Extracted data entries:
────────────────────────────────────────

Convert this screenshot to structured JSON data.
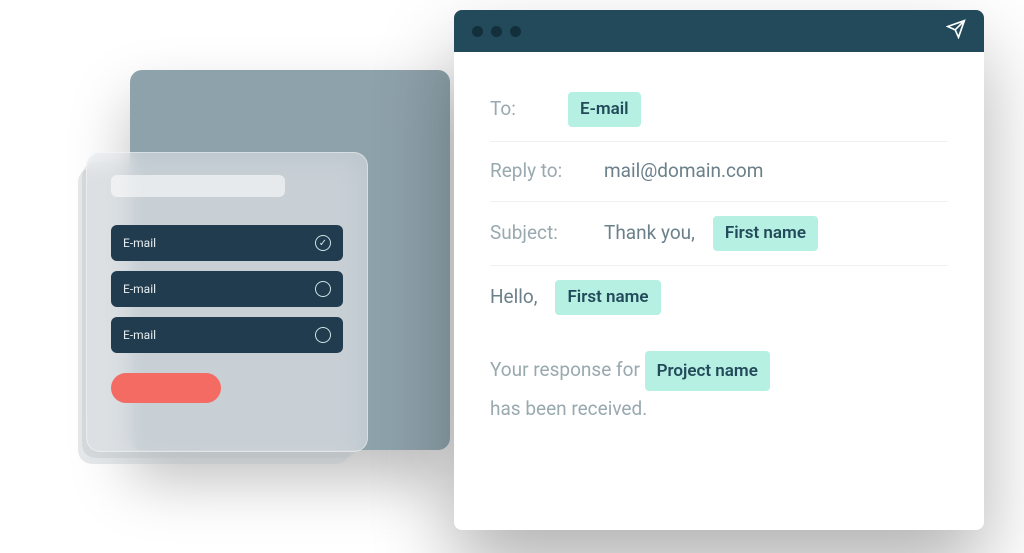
{
  "form_card": {
    "options": [
      {
        "label": "E-mail",
        "checked": true
      },
      {
        "label": "E-mail",
        "checked": false
      },
      {
        "label": "E-mail",
        "checked": false
      }
    ]
  },
  "email": {
    "fields": {
      "to_label": "To:",
      "to_chip": "E-mail",
      "reply_to_label": "Reply to:",
      "reply_to_value": "mail@domain.com",
      "subject_label": "Subject:",
      "subject_prefix": "Thank you,",
      "subject_chip": "First name"
    },
    "greeting_text": "Hello,",
    "greeting_chip": "First name",
    "body_before": "Your response for",
    "body_chip": "Project name",
    "body_after": "has been received."
  }
}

────────────────────────────────────────

== Given instruction ==
Go back to the records above and write them out exactly, without the pictures.

== Task answer ==
Convert this screenshot to structured JSON data.
{
  "form_card": {
    "options": [
      {
        "label": "E-mail",
        "checked": true
      },
      {
        "label": "E-mail",
        "checked": false
      },
      {
        "label": "E-mail",
        "checked": false
      }
    ]
  },
  "email": {
    "fields": {
      "to_label": "To:",
      "to_chip": "E-mail",
      "reply_to_label": "Reply to:",
      "reply_to_value": "mail@domain.com",
      "subject_label": "Subject:",
      "subject_prefix": "Thank you,",
      "subject_chip": "First name"
    },
    "greeting_text": "Hello,",
    "greeting_chip": "First name",
    "body_before": "Your response for",
    "body_chip": "Project name",
    "body_after": "has been received."
  }
}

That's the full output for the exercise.